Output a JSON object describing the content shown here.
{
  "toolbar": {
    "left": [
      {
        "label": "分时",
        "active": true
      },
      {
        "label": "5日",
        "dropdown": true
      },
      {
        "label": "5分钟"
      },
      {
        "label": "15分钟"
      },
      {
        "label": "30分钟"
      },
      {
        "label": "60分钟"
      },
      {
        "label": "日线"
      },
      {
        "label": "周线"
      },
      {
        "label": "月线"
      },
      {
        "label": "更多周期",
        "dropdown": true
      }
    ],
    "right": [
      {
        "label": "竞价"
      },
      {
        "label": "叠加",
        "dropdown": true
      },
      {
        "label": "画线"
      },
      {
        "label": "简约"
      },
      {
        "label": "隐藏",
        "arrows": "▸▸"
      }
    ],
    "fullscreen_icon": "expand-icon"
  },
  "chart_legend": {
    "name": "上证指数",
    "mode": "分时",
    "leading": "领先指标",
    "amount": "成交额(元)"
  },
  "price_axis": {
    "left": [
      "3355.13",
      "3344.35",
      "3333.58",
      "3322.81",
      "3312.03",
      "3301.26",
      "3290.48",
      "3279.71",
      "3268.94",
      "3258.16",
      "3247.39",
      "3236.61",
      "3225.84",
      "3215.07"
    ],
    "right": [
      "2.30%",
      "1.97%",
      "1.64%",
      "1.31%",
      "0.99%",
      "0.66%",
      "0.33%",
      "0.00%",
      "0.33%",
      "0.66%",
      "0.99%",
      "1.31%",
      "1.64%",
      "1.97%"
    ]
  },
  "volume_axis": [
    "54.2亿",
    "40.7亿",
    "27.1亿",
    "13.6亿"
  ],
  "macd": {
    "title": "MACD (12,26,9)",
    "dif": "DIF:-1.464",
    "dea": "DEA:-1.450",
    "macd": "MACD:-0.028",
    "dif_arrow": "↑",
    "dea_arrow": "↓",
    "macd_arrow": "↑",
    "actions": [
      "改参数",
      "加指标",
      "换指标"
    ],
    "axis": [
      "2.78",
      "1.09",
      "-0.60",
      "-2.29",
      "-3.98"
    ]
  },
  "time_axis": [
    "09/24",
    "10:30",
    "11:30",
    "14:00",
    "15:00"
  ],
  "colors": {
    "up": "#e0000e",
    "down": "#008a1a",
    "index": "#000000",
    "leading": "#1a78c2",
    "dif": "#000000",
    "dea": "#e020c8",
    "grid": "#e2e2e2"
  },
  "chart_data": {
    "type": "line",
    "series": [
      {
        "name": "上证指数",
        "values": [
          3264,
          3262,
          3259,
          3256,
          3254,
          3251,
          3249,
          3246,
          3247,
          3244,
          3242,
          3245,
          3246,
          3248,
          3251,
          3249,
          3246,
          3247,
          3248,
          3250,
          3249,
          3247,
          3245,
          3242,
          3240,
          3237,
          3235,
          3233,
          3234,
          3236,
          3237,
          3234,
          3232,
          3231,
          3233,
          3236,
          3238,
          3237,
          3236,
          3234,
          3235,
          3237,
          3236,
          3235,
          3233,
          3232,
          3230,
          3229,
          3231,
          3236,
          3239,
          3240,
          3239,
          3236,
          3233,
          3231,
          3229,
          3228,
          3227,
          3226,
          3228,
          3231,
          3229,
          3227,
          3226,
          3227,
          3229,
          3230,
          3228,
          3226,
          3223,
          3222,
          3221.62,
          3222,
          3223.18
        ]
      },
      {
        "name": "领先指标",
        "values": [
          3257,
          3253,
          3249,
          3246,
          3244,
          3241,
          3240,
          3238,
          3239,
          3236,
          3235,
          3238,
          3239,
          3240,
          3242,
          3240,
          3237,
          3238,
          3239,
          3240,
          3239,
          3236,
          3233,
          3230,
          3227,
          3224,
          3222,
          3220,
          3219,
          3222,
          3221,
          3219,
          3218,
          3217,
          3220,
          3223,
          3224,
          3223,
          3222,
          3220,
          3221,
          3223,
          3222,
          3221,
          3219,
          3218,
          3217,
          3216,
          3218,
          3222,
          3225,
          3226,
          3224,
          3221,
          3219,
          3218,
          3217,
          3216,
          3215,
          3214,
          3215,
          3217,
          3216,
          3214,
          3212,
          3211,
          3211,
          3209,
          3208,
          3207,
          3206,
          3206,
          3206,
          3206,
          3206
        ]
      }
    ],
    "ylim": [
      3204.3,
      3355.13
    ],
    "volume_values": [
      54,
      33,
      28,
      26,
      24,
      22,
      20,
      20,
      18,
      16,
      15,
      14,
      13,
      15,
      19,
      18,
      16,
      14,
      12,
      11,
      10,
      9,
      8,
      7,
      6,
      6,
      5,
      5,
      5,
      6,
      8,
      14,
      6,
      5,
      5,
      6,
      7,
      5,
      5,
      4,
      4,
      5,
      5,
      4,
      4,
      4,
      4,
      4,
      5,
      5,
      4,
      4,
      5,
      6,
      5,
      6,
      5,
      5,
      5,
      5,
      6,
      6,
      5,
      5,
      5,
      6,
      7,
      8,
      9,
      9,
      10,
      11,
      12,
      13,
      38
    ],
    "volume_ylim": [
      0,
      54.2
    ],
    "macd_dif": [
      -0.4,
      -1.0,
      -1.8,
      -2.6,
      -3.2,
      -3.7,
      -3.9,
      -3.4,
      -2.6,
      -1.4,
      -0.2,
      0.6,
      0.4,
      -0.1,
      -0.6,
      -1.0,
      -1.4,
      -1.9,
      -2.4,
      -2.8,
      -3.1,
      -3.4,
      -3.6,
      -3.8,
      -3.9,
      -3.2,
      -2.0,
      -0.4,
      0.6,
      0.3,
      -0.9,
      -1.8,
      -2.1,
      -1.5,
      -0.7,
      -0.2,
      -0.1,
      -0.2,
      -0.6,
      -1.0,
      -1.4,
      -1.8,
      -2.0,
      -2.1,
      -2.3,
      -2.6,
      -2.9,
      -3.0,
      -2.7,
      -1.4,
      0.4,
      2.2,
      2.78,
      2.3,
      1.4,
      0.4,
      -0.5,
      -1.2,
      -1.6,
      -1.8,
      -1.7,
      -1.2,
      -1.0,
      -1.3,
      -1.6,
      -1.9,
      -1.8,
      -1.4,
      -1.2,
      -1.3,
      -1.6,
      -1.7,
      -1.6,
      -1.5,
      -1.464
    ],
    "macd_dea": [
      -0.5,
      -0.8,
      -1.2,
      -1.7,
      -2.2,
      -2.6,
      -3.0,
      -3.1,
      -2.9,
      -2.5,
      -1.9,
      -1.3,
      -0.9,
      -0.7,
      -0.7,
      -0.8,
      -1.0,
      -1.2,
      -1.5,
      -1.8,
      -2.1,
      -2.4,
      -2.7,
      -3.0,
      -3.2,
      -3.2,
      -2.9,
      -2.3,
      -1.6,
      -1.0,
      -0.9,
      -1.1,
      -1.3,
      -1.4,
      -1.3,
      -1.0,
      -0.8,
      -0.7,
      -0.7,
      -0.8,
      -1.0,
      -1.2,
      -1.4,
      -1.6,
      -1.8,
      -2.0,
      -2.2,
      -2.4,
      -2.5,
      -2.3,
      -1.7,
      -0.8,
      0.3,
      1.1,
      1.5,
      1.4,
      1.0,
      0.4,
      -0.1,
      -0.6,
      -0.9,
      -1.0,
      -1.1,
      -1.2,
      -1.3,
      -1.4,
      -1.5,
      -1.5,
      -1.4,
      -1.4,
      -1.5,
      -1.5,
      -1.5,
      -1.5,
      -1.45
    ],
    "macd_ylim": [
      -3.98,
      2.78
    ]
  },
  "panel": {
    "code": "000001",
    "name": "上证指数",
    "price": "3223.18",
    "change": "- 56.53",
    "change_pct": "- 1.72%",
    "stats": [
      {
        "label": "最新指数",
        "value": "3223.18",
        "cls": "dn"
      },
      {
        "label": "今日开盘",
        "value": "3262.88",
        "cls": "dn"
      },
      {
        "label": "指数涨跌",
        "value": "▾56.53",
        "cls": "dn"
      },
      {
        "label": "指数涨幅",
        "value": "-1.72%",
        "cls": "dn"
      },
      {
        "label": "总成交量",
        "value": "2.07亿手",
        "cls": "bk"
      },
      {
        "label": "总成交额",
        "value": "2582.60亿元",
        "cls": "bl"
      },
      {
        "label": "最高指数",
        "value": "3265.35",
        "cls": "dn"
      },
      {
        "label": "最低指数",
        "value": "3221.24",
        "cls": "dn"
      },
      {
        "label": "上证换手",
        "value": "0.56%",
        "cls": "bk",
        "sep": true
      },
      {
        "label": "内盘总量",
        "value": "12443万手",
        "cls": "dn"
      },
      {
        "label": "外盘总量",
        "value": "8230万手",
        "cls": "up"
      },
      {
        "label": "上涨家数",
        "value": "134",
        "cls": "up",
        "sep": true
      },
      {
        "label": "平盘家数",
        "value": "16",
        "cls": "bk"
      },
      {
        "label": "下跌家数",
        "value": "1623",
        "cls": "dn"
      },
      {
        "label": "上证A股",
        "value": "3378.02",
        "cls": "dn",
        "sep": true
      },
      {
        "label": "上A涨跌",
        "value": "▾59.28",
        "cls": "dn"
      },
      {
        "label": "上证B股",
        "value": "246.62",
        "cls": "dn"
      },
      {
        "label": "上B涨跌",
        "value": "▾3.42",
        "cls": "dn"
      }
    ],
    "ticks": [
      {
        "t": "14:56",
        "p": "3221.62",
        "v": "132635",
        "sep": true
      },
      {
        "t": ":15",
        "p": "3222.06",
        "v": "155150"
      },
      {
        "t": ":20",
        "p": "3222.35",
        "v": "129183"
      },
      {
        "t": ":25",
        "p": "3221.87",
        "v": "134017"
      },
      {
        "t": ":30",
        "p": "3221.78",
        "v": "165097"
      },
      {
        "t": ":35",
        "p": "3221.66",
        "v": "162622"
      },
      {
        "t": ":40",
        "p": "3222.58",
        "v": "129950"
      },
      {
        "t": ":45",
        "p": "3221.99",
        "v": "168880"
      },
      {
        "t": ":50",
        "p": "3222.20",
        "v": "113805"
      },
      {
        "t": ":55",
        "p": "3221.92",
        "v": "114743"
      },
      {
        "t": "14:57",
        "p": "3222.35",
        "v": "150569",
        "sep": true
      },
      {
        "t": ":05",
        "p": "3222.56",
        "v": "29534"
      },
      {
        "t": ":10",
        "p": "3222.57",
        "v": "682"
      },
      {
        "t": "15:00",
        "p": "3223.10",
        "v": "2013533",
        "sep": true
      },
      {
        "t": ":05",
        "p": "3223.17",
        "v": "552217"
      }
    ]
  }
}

========================

▶ _SHORT TASK_
From the data above, work out how many lines contain the string "name" and reply with only the number.

▶ _RESPONSE TO THIS TASK_
4